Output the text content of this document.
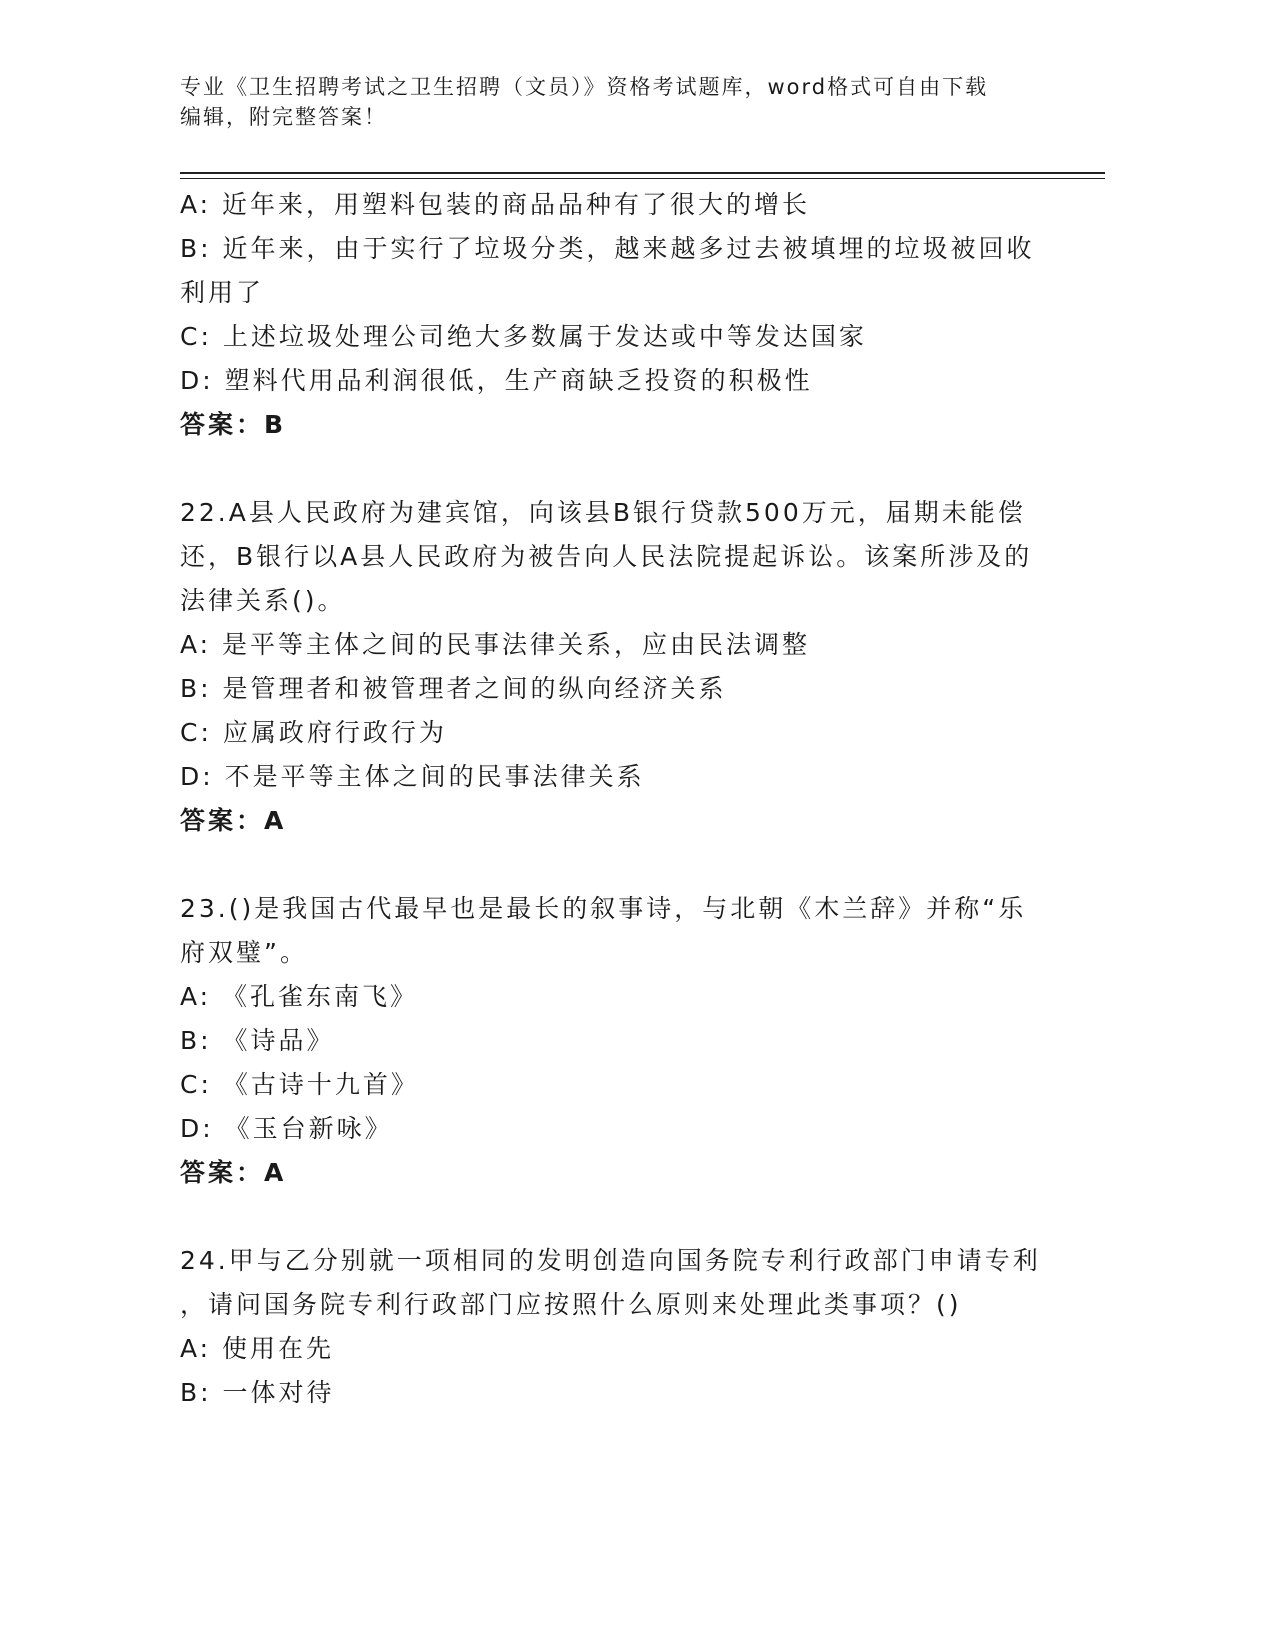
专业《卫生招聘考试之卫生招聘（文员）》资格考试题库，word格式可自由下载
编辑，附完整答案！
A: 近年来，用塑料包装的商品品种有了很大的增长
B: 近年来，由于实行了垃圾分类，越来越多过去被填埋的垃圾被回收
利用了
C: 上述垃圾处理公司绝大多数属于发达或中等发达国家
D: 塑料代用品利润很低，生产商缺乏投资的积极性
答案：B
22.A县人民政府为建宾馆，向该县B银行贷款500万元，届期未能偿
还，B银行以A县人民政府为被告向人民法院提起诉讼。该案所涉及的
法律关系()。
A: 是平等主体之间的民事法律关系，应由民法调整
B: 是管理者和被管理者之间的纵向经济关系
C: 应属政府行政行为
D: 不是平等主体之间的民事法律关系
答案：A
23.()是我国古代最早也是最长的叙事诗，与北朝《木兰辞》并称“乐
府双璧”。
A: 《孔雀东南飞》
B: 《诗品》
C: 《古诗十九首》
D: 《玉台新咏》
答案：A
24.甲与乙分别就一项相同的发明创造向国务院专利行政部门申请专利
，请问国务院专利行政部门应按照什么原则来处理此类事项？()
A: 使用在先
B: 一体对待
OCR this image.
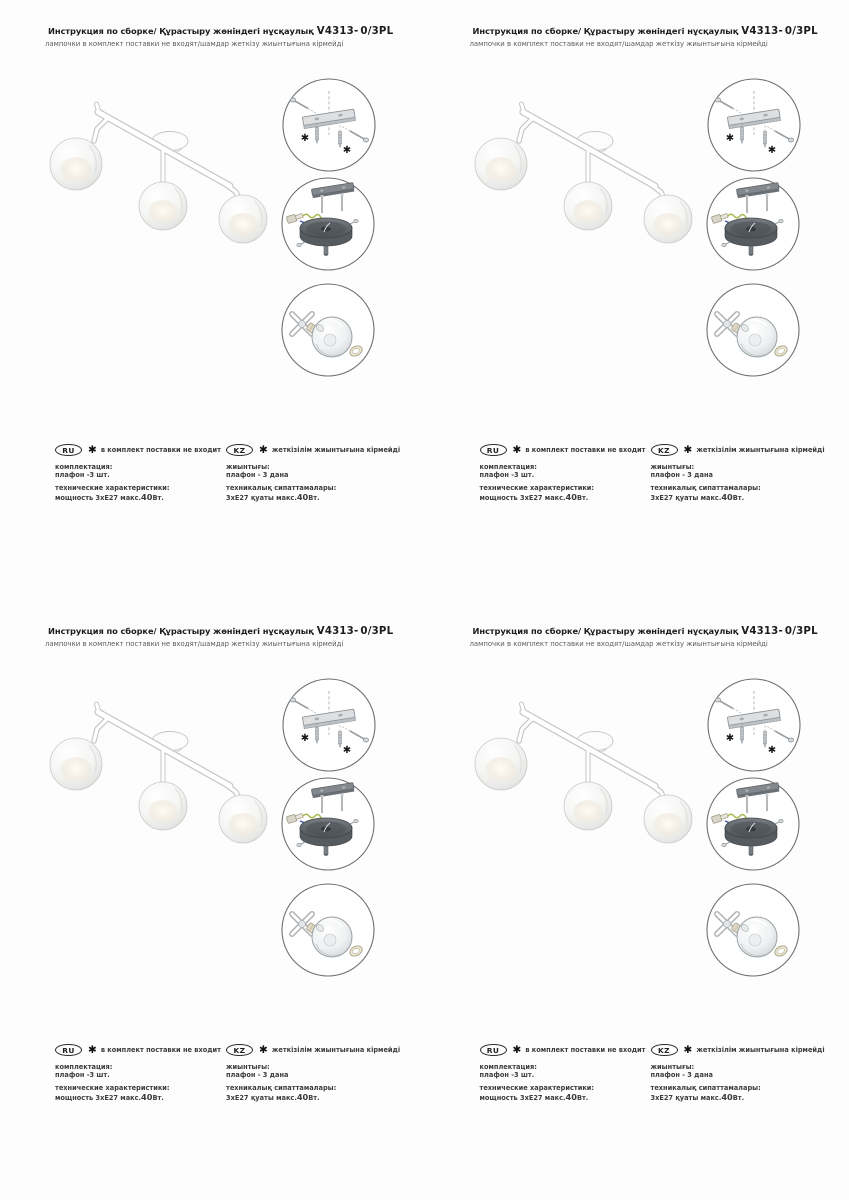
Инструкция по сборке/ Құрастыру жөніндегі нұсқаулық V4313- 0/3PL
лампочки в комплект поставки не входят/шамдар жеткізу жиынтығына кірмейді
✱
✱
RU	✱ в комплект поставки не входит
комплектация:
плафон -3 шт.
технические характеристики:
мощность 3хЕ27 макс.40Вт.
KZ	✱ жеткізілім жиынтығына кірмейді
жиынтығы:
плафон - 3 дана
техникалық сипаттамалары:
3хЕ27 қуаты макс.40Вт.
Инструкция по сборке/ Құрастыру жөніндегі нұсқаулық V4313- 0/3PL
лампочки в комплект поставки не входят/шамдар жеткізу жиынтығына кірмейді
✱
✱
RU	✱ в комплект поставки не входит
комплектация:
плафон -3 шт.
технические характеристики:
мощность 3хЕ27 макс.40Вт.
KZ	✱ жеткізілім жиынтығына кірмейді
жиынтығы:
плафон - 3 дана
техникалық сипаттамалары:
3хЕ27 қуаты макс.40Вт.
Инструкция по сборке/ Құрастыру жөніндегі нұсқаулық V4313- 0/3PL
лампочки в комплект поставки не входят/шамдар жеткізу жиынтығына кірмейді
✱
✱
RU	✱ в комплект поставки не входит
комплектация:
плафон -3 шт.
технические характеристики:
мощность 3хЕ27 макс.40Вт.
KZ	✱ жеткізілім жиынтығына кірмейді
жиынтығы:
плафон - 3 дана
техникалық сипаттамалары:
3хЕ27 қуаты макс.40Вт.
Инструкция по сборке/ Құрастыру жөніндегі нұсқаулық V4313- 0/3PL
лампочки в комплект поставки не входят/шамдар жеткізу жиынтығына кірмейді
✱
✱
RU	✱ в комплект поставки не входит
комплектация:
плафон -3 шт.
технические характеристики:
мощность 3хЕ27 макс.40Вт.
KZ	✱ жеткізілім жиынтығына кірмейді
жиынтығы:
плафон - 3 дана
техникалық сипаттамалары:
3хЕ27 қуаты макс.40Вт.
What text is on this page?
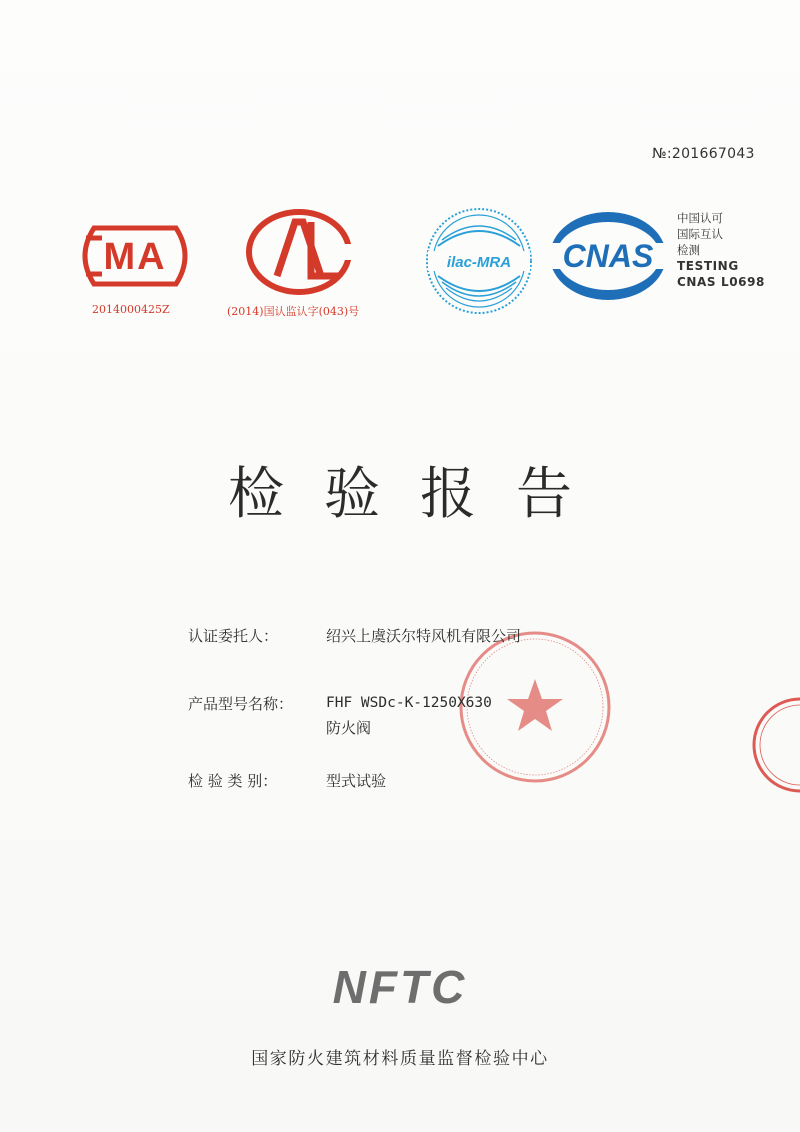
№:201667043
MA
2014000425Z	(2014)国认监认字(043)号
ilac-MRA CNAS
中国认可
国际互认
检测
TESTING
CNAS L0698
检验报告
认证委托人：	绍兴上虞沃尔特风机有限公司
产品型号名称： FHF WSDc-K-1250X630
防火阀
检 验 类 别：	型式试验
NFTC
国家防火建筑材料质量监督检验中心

----

__Task to carry out__.
Strip out the images, then output the records above word for word.

__Complete response__.
Output the text content of this document.
专业《卫生招聘考试之卫生招聘（文员）》资格考试题库，word格式可自由下载
编辑，附完整答案！
A: 近年来，用塑料包装的商品品种有了很大的增长
B: 近年来，由于实行了垃圾分类，越来越多过去被填埋的垃圾被回收
利用了
C: 上述垃圾处理公司绝大多数属于发达或中等发达国家
D: 塑料代用品利润很低，生产商缺乏投资的积极性
答案：B
22.A县人民政府为建宾馆，向该县B银行贷款500万元，届期未能偿
还，B银行以A县人民政府为被告向人民法院提起诉讼。该案所涉及的
法律关系()。
A: 是平等主体之间的民事法律关系，应由民法调整
B: 是管理者和被管理者之间的纵向经济关系
C: 应属政府行政行为
D: 不是平等主体之间的民事法律关系
答案：A
23.()是我国古代最早也是最长的叙事诗，与北朝《木兰辞》并称“乐
府双璧”。
A: 《孔雀东南飞》
B: 《诗品》
C: 《古诗十九首》
D: 《玉台新咏》
答案：A
24.甲与乙分别就一项相同的发明创造向国务院专利行政部门申请专利
，请问国务院专利行政部门应按照什么原则来处理此类事项？()
A: 使用在先
B: 一体对待
OCR this image.
Инструкция по сборке/ Құрастыру жөніндегі нұсқаулық V4313- 0/3PL
лампочки в комплект поставки не входят/шамдар жеткізу жиынтығына кірмейді
✱
✱
RU	✱ в комплект поставки не входит
комплектация:
плафон -3 шт.
технические характеристики:
мощность 3хЕ27 макс.40Вт.
KZ	✱ жеткізілім жиынтығына кірмейді
жиынтығы:
плафон - 3 дана
техникалық сипаттамалары:
3хЕ27 қуаты макс.40Вт.
Инструкция по сборке/ Құрастыру жөніндегі нұсқаулық V4313- 0/3PL
лампочки в комплект поставки не входят/шамдар жеткізу жиынтығына кірмейді
✱
✱
RU	✱ в комплект поставки не входит
комплектация:
плафон -3 шт.
технические характеристики:
мощность 3хЕ27 макс.40Вт.
KZ	✱ жеткізілім жиынтығына кірмейді
жиынтығы:
плафон - 3 дана
техникалық сипаттамалары:
3хЕ27 қуаты макс.40Вт.
Инструкция по сборке/ Құрастыру жөніндегі нұсқаулық V4313- 0/3PL
лампочки в комплект поставки не входят/шамдар жеткізу жиынтығына кірмейді
✱
✱
RU	✱ в комплект поставки не входит
комплектация:
плафон -3 шт.
технические характеристики:
мощность 3хЕ27 макс.40Вт.
KZ	✱ жеткізілім жиынтығына кірмейді
жиынтығы:
плафон - 3 дана
техникалық сипаттамалары:
3хЕ27 қуаты макс.40Вт.
Инструкция по сборке/ Құрастыру жөніндегі нұсқаулық V4313- 0/3PL
лампочки в комплект поставки не входят/шамдар жеткізу жиынтығына кірмейді
✱
✱
RU	✱ в комплект поставки не входит
комплектация:
плафон -3 шт.
технические характеристики:
мощность 3хЕ27 макс.40Вт.
KZ	✱ жеткізілім жиынтығына кірмейді
жиынтығы:
плафон - 3 дана
техникалық сипаттамалары:
3хЕ27 қуаты макс.40Вт.
What text is on this page?
№:201667043
MA
2014000425Z	(2014)国认监认字(043)号
ilac-MRA CNAS
中国认可
国际互认
检测
TESTING
CNAS L0698
检验报告
认证委托人：	绍兴上虞沃尔特风机有限公司
产品型号名称： FHF WSDc-K-1250X630
防火阀
检 验 类 别：	型式试验
NFTC
国家防火建筑材料质量监督检验中心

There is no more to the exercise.